Entries with figure data:
——

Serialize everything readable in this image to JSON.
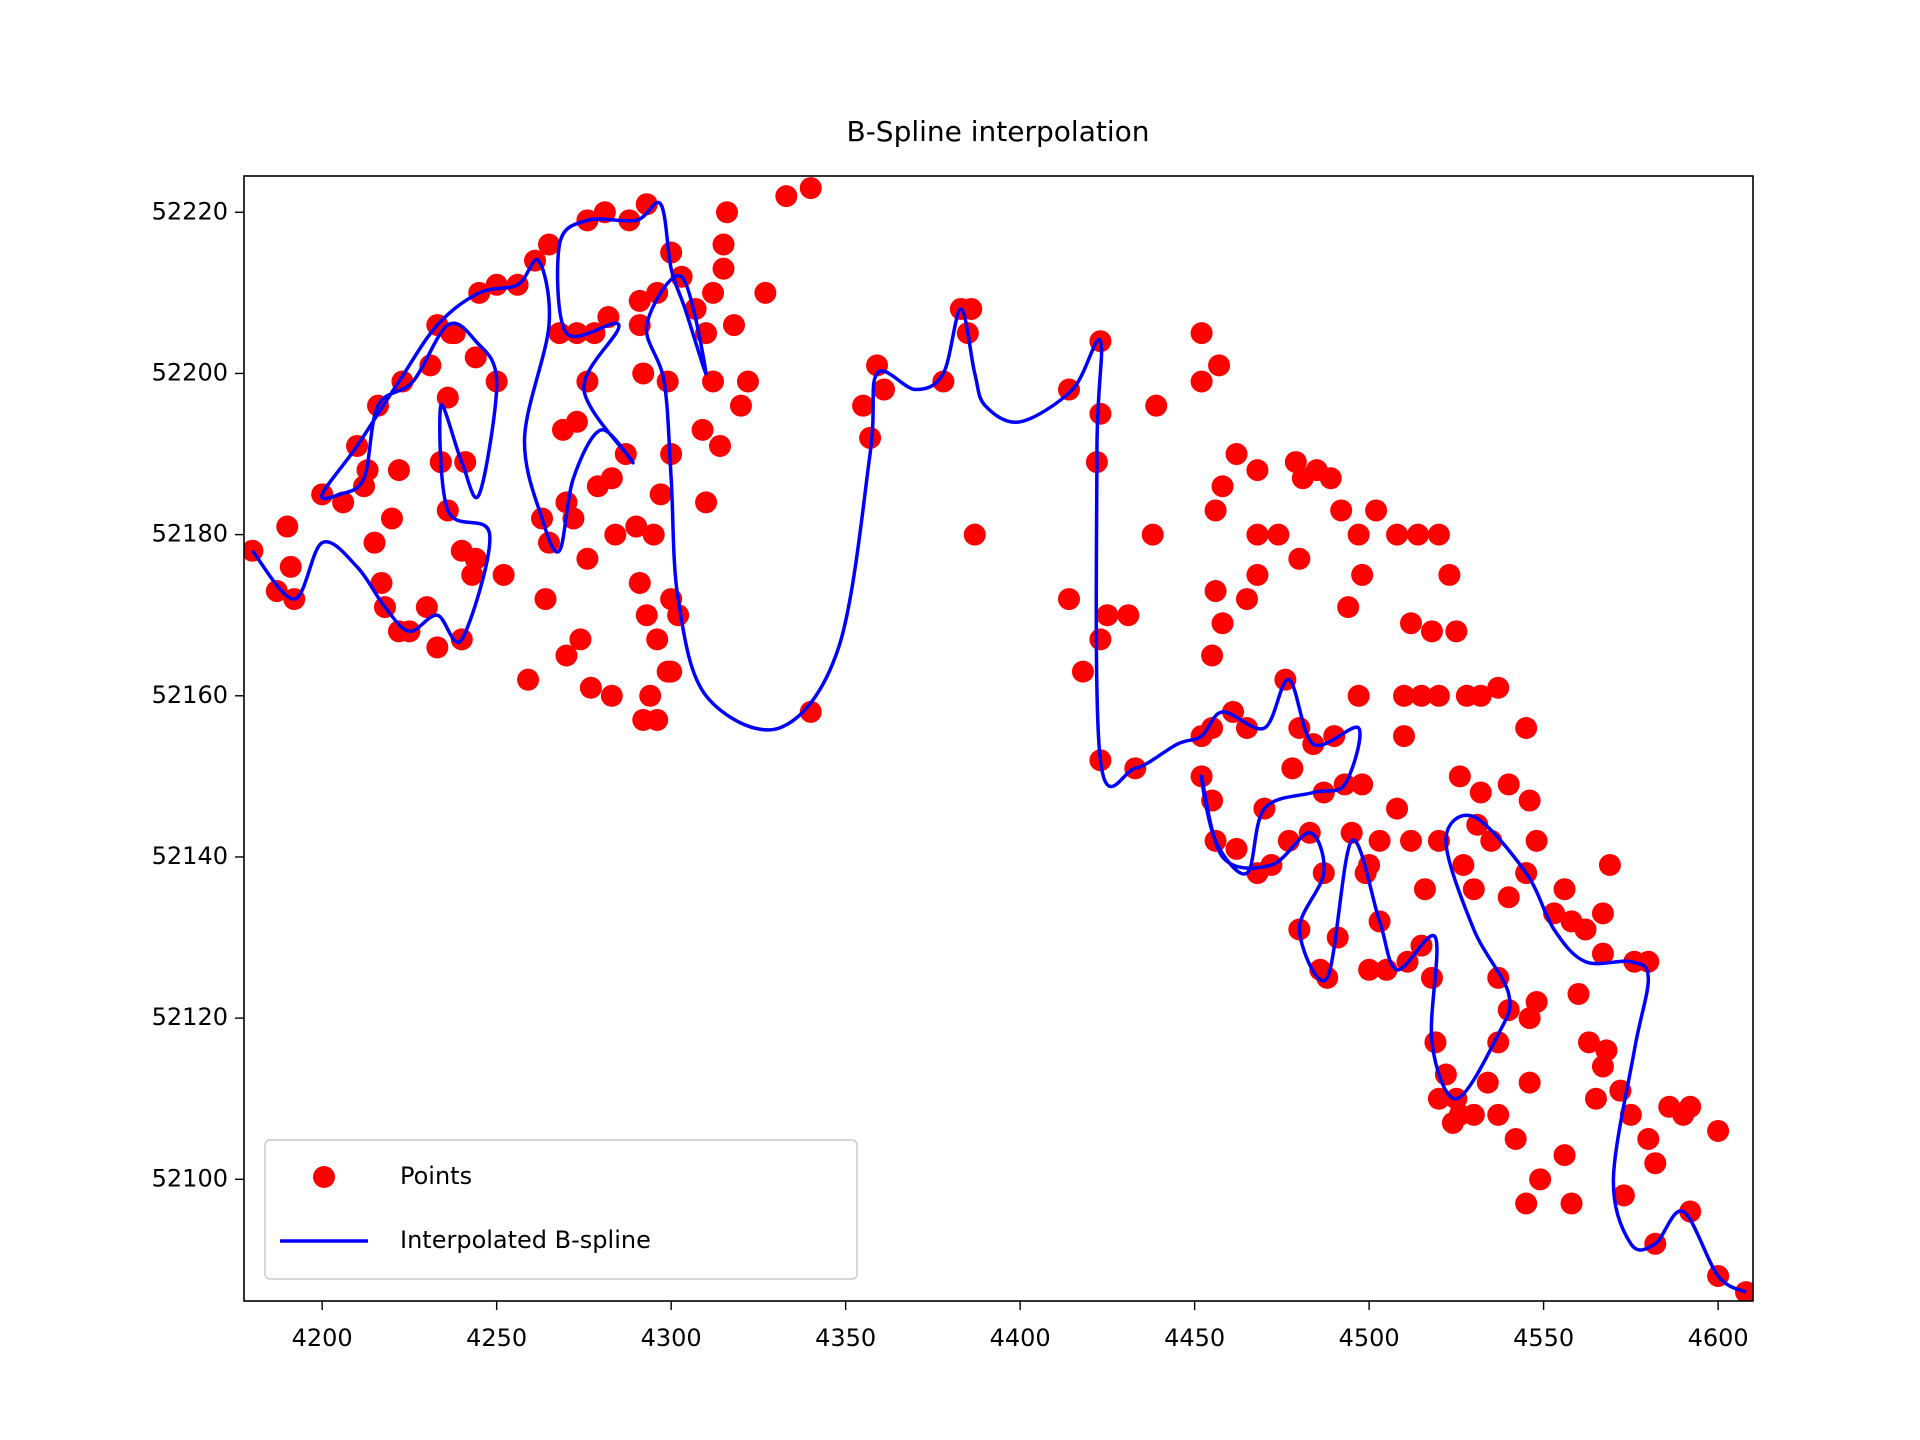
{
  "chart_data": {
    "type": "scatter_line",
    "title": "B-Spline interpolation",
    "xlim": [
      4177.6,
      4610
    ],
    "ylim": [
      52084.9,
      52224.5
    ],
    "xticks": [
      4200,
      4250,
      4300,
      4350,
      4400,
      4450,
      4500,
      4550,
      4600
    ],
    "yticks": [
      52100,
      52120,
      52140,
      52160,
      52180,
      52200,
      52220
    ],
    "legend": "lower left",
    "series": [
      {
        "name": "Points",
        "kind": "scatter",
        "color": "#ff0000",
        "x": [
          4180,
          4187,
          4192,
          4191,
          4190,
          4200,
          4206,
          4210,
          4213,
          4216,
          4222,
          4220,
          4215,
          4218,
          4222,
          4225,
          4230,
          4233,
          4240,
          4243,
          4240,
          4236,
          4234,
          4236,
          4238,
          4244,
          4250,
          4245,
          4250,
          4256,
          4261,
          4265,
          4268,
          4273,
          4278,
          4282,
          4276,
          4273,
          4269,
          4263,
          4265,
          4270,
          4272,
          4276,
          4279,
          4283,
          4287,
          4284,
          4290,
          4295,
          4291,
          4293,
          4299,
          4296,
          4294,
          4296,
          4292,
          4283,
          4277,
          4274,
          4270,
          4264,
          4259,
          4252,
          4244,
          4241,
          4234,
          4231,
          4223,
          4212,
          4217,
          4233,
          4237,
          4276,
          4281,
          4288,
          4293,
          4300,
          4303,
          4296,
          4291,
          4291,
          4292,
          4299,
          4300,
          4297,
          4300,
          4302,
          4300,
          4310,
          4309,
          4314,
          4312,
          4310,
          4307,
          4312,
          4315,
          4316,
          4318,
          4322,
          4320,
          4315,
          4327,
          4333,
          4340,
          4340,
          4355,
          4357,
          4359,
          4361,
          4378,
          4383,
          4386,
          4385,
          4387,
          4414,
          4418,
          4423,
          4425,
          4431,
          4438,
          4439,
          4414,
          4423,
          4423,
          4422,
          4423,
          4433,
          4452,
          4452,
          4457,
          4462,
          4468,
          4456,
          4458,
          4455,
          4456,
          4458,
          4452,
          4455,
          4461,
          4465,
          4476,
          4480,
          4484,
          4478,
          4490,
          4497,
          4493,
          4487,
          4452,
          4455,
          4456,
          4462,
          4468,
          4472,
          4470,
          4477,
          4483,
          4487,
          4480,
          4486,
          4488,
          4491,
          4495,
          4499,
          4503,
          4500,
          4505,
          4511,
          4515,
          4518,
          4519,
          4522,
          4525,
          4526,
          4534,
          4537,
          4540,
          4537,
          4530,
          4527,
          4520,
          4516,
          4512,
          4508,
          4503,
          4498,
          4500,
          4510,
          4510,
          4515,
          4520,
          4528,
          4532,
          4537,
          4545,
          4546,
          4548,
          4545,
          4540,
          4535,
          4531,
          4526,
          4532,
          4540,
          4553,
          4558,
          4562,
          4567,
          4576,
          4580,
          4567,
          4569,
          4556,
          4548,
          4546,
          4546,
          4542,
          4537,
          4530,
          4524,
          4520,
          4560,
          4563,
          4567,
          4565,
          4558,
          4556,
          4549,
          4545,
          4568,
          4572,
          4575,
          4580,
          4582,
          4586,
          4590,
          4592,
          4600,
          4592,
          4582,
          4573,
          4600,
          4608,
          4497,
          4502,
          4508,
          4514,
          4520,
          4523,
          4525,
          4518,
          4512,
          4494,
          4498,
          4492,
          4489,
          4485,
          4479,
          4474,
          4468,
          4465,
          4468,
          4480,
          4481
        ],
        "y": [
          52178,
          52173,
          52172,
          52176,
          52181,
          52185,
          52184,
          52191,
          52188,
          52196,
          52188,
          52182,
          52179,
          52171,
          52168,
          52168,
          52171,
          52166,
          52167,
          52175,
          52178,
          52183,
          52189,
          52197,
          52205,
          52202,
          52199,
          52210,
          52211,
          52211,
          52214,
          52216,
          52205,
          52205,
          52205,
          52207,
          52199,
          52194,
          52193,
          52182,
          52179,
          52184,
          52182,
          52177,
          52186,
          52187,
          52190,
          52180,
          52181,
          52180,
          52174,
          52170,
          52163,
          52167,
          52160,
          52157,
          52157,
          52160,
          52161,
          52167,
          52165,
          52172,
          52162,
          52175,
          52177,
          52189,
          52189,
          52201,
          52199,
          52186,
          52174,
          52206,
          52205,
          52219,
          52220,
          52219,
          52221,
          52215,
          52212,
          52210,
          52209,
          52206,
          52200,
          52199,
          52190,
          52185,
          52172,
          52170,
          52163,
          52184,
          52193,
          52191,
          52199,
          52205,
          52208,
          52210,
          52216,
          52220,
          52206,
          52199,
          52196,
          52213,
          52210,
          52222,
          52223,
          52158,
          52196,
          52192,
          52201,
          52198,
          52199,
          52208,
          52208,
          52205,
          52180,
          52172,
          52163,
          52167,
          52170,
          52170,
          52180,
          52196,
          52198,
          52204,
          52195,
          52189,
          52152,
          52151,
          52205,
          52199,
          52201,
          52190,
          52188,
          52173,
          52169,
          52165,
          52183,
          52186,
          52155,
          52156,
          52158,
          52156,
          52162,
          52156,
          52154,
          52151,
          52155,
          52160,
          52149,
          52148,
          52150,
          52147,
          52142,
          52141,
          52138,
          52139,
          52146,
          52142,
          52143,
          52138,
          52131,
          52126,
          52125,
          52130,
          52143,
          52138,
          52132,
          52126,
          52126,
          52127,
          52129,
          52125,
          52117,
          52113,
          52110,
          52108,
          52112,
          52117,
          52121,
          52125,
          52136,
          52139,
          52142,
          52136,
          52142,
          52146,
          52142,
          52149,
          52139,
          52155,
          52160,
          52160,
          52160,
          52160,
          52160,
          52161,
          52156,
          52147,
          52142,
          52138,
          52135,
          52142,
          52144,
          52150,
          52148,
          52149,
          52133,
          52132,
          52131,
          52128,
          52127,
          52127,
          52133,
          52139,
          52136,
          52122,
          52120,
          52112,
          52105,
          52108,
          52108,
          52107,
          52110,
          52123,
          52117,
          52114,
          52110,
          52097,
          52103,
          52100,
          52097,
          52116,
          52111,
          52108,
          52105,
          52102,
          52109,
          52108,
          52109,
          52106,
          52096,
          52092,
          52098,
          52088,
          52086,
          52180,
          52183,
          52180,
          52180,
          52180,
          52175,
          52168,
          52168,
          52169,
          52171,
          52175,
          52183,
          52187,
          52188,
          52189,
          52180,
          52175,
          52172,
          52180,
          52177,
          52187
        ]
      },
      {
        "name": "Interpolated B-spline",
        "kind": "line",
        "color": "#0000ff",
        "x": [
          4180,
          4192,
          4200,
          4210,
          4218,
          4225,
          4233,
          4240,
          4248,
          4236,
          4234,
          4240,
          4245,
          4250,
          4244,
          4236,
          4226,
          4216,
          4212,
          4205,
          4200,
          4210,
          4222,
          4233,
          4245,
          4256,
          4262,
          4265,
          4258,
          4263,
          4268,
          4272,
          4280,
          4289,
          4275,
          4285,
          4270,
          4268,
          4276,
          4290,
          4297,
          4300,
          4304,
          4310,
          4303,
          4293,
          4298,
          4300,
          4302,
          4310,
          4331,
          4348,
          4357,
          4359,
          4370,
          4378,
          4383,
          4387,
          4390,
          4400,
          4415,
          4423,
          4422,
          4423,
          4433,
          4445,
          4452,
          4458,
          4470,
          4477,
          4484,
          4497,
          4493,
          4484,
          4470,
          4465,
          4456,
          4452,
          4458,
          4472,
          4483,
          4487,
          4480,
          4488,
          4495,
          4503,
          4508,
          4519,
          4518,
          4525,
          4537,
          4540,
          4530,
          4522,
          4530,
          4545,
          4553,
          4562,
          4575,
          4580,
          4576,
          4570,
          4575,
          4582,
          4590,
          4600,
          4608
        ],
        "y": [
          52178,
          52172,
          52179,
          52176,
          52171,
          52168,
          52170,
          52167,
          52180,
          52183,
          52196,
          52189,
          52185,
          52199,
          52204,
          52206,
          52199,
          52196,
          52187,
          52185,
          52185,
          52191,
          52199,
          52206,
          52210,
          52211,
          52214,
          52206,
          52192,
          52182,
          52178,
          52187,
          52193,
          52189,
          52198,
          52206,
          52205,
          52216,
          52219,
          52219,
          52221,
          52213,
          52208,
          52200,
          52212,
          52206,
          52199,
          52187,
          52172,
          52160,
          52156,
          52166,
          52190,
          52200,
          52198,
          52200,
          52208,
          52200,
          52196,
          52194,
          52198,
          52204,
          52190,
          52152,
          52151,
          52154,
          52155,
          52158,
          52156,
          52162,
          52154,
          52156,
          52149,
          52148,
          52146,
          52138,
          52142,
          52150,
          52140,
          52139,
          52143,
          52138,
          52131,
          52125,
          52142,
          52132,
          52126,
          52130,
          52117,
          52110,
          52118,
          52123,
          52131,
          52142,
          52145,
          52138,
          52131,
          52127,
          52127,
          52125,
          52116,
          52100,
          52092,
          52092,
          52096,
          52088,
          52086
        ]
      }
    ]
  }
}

——

- _WORK REQUIRED_:
Extract all lines of the records above that include "name".

- _FINAL RESULT_:
        "name": "Points",
        "name": "Interpolated B-spline",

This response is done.